▶ **WORK INSTRUCTION**
Please write out the data exactly, line by line.

=== Begin Enclosure ===

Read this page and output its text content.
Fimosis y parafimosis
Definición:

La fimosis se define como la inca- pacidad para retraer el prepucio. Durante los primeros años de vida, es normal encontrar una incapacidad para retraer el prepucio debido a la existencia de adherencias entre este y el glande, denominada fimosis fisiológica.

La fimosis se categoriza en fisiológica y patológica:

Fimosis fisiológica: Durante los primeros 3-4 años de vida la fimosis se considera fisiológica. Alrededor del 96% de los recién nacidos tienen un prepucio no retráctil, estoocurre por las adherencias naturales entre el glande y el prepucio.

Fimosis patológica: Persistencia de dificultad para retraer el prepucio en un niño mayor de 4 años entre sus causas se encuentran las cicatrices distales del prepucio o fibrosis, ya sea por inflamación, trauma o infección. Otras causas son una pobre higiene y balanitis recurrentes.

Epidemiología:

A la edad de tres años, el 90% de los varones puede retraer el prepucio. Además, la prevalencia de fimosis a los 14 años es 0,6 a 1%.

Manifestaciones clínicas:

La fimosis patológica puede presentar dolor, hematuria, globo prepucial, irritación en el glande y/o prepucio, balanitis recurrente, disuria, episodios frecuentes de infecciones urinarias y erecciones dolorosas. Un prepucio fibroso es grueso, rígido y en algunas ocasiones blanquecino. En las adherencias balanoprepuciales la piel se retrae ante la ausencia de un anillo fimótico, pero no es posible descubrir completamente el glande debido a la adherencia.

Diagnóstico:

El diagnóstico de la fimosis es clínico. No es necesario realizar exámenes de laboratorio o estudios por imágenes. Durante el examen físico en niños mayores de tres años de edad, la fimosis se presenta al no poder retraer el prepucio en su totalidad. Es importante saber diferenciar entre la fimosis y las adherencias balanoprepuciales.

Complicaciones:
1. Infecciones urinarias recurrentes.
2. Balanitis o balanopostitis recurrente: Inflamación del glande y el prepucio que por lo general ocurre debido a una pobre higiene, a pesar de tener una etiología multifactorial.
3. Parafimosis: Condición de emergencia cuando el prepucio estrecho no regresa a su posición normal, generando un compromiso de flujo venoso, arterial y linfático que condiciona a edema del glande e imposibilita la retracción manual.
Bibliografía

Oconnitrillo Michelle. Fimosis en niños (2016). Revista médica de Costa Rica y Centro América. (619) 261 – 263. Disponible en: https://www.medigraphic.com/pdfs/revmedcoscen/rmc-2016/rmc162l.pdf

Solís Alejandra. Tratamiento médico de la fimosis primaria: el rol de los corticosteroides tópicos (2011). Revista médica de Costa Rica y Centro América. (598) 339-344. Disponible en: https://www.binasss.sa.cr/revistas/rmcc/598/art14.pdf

=== End Enclosure ===

▶ **SOLUTION TO THIS PROBLEM**
Read this page and output its text content.
Fimosis y parafimosis
Definición:

La fimosis se define como la inca- pacidad para retraer el prepucio. Durante los primeros años de vida, es normal encontrar una incapacidad para retraer el prepucio debido a la existencia de adherencias entre este y el glande, denominada fimosis fisiológica.

La fimosis se categoriza en fisiológica y patológica:

Fimosis fisiológica: Durante los primeros 3-4 años de vida la fimosis se considera fisiológica. Alrededor del 96% de los recién nacidos tienen un prepucio no retráctil, estoocurre por las adherencias naturales entre el glande y el prepucio.

Fimosis patológica: Persistencia de dificultad para retraer el prepucio en un niño mayor de 4 años entre sus causas se encuentran las cicatrices distales del prepucio o fibrosis, ya sea por inflamación, trauma o infección. Otras causas son una pobre higiene y balanitis recurrentes.

Epidemiología:

A la edad de tres años, el 90% de los varones puede retraer el prepucio. Además, la prevalencia de fimosis a los 14 años es 0,6 a 1%.

Manifestaciones clínicas:

La fimosis patológica puede presentar dolor, hematuria, globo prepucial, irritación en el glande y/o prepucio, balanitis recurrente, disuria, episodios frecuentes de infecciones urinarias y erecciones dolorosas. Un prepucio fibroso es grueso, rígido y en algunas ocasiones blanquecino. En las adherencias balanoprepuciales la piel se retrae ante la ausencia de un anillo fimótico, pero no es posible descubrir completamente el glande debido a la adherencia.

Diagnóstico:

El diagnóstico de la fimosis es clínico. No es necesario realizar exámenes de laboratorio o estudios por imágenes. Durante el examen físico en niños mayores de tres años de edad, la fimosis se presenta al no poder retraer el prepucio en su totalidad. Es importante saber diferenciar entre la fimosis y las adherencias balanoprepuciales.

Complicaciones:
1. Infecciones urinarias recurrentes.
2. Balanitis o balanopostitis recurrente: Inflamación del glande y el prepucio que por lo general ocurre debido a una pobre higiene, a pesar de tener una etiología multifactorial.
3. Parafimosis: Condición de emergencia cuando el prepucio estrecho no regresa a su posición normal, generando un compromiso de flujo venoso, arterial y linfático que condiciona a edema del glande e imposibilita la retracción manual.
Bibliografía

Oconnitrillo Michelle. Fimosis en niños (2016). Revista médica de Costa Rica y Centro América. (619) 261 – 263. Disponible en: https://www.medigraphic.com/pdfs/revmedcoscen/rmc-2016/rmc162l.pdf

Solís Alejandra. Tratamiento médico de la fimosis primaria: el rol de los corticosteroides tópicos (2011). Revista médica de Costa Rica y Centro América. (598) 339-344. Disponible en: https://www.binasss.sa.cr/revistas/rmcc/598/art14.pdf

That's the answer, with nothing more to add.